Would you return all of this data exactly, leaving nothing out?

## START Data excerpts

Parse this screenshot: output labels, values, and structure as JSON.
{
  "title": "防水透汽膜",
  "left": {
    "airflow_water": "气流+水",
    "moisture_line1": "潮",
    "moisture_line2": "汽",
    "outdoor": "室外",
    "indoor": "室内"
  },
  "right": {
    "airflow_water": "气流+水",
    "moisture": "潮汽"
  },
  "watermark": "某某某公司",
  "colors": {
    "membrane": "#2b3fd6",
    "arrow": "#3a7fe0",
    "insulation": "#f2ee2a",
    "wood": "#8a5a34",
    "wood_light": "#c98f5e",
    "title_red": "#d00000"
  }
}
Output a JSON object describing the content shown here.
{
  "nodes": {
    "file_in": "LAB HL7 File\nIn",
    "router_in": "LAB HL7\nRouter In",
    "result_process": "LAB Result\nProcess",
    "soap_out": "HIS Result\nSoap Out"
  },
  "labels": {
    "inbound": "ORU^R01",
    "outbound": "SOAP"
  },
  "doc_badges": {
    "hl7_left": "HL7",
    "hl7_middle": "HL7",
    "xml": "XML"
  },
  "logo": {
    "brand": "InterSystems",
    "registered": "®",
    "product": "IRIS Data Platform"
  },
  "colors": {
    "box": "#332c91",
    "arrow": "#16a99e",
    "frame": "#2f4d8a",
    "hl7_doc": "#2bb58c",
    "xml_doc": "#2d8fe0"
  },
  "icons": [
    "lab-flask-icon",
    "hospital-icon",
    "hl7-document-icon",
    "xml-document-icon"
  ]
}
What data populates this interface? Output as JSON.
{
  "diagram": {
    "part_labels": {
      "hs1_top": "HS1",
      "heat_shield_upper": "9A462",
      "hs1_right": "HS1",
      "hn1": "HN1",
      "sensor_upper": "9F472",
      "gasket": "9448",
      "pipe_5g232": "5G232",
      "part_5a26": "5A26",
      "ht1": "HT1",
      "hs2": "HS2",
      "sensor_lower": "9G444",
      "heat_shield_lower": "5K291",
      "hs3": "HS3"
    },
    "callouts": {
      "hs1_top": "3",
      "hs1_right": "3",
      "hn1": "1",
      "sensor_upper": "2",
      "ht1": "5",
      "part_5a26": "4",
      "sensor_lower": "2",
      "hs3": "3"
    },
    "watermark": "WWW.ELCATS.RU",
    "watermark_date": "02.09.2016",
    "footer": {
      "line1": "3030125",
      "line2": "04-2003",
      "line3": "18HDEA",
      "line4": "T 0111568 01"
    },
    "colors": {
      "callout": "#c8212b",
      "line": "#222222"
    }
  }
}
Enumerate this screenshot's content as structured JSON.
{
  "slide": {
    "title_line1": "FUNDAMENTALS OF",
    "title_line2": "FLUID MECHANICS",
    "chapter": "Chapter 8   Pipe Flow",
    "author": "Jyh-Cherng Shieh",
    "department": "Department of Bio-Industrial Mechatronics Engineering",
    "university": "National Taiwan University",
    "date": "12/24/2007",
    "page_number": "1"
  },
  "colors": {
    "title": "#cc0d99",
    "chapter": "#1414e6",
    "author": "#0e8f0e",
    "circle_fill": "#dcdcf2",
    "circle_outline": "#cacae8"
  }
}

## END Data excerpts

• _Reply to the task_:
Parse this screenshot: output labels, values, and structure as JSON.
{
  "title": "防水透汽膜",
  "left": {
    "airflow_water": "气流+水",
    "moisture_line1": "潮",
    "moisture_line2": "汽",
    "outdoor": "室外",
    "indoor": "室内"
  },
  "right": {
    "airflow_water": "气流+水",
    "moisture": "潮汽"
  },
  "watermark": "某某某公司",
  "colors": {
    "membrane": "#2b3fd6",
    "arrow": "#3a7fe0",
    "insulation": "#f2ee2a",
    "wood": "#8a5a34",
    "wood_light": "#c98f5e",
    "title_red": "#d00000"
  }
}
Output a JSON object describing the content shown here.
{
  "nodes": {
    "file_in": "LAB HL7 File\nIn",
    "router_in": "LAB HL7\nRouter In",
    "result_process": "LAB Result\nProcess",
    "soap_out": "HIS Result\nSoap Out"
  },
  "labels": {
    "inbound": "ORU^R01",
    "outbound": "SOAP"
  },
  "doc_badges": {
    "hl7_left": "HL7",
    "hl7_middle": "HL7",
    "xml": "XML"
  },
  "logo": {
    "brand": "InterSystems",
    "registered": "®",
    "product": "IRIS Data Platform"
  },
  "colors": {
    "box": "#332c91",
    "arrow": "#16a99e",
    "frame": "#2f4d8a",
    "hl7_doc": "#2bb58c",
    "xml_doc": "#2d8fe0"
  },
  "icons": [
    "lab-flask-icon",
    "hospital-icon",
    "hl7-document-icon",
    "xml-document-icon"
  ]
}
What data populates this interface? Output as JSON.
{
  "diagram": {
    "part_labels": {
      "hs1_top": "HS1",
      "heat_shield_upper": "9A462",
      "hs1_right": "HS1",
      "hn1": "HN1",
      "sensor_upper": "9F472",
      "gasket": "9448",
      "pipe_5g232": "5G232",
      "part_5a26": "5A26",
      "ht1": "HT1",
      "hs2": "HS2",
      "sensor_lower": "9G444",
      "heat_shield_lower": "5K291",
      "hs3": "HS3"
    },
    "callouts": {
      "hs1_top": "3",
      "hs1_right": "3",
      "hn1": "1",
      "sensor_upper": "2",
      "ht1": "5",
      "part_5a26": "4",
      "sensor_lower": "2",
      "hs3": "3"
    },
    "watermark": "WWW.ELCATS.RU",
    "watermark_date": "02.09.2016",
    "footer": {
      "line1": "3030125",
      "line2": "04-2003",
      "line3": "18HDEA",
      "line4": "T 0111568 01"
    },
    "colors": {
      "callout": "#c8212b",
      "line": "#222222"
    }
  }
}
Enumerate this screenshot's content as structured JSON.
{
  "slide": {
    "title_line1": "FUNDAMENTALS OF",
    "title_line2": "FLUID MECHANICS",
    "chapter": "Chapter 8   Pipe Flow",
    "author": "Jyh-Cherng Shieh",
    "department": "Department of Bio-Industrial Mechatronics Engineering",
    "university": "National Taiwan University",
    "date": "12/24/2007",
    "page_number": "1"
  },
  "colors": {
    "title": "#cc0d99",
    "chapter": "#1414e6",
    "author": "#0e8f0e",
    "circle_fill": "#dcdcf2",
    "circle_outline": "#cacae8"
  }
}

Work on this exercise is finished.